-- START THE INPUT --

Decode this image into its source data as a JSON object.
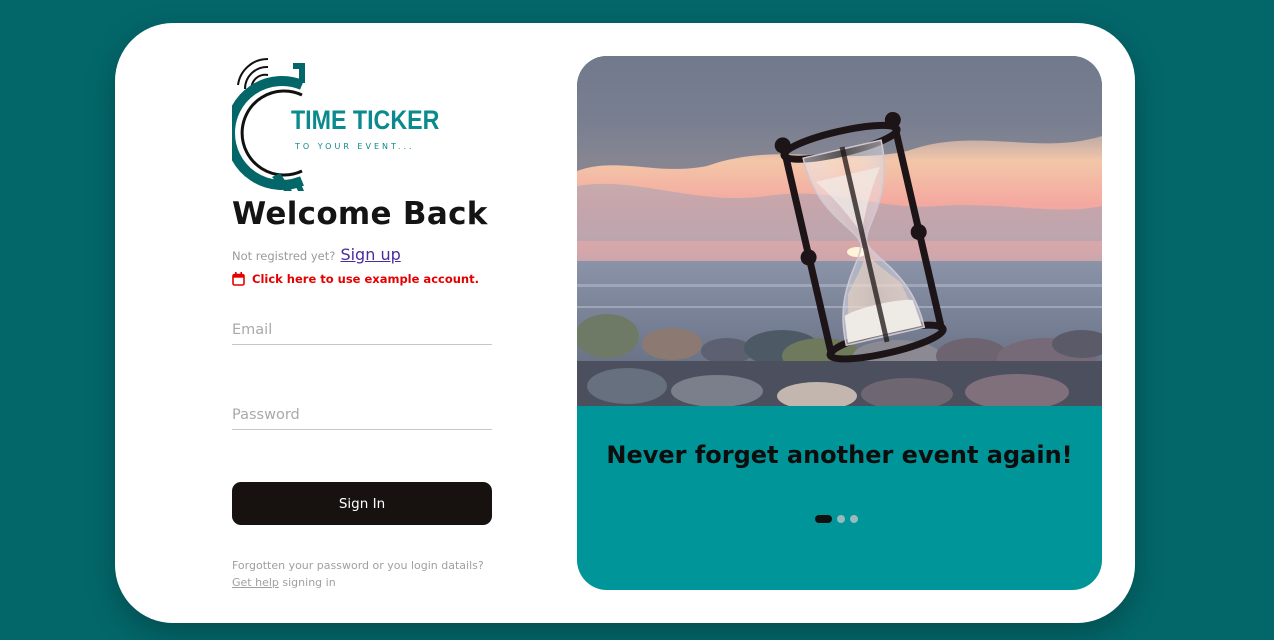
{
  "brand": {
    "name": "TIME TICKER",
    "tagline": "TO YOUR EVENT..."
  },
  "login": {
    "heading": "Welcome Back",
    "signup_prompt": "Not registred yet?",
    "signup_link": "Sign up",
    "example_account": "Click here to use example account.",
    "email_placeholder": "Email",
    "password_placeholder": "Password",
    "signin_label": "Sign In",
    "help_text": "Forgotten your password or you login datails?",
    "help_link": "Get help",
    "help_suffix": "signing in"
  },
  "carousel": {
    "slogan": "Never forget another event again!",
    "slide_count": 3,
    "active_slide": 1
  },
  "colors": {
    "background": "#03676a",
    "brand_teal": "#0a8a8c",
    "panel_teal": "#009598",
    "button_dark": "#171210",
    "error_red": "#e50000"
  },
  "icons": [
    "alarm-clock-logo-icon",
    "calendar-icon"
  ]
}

-- END THE INPUT --

## DIRECTIONS
Word for word, quote the full listing, omitting every picture.

## TASK RESULT
Decode this image into its source data as a JSON object.
{
  "brand": {
    "name": "TIME TICKER",
    "tagline": "TO YOUR EVENT..."
  },
  "login": {
    "heading": "Welcome Back",
    "signup_prompt": "Not registred yet?",
    "signup_link": "Sign up",
    "example_account": "Click here to use example account.",
    "email_placeholder": "Email",
    "password_placeholder": "Password",
    "signin_label": "Sign In",
    "help_text": "Forgotten your password or you login datails?",
    "help_link": "Get help",
    "help_suffix": "signing in"
  },
  "carousel": {
    "slogan": "Never forget another event again!",
    "slide_count": 3,
    "active_slide": 1
  },
  "colors": {
    "background": "#03676a",
    "brand_teal": "#0a8a8c",
    "panel_teal": "#009598",
    "button_dark": "#171210",
    "error_red": "#e50000"
  },
  "icons": [
    "alarm-clock-logo-icon",
    "calendar-icon"
  ]
}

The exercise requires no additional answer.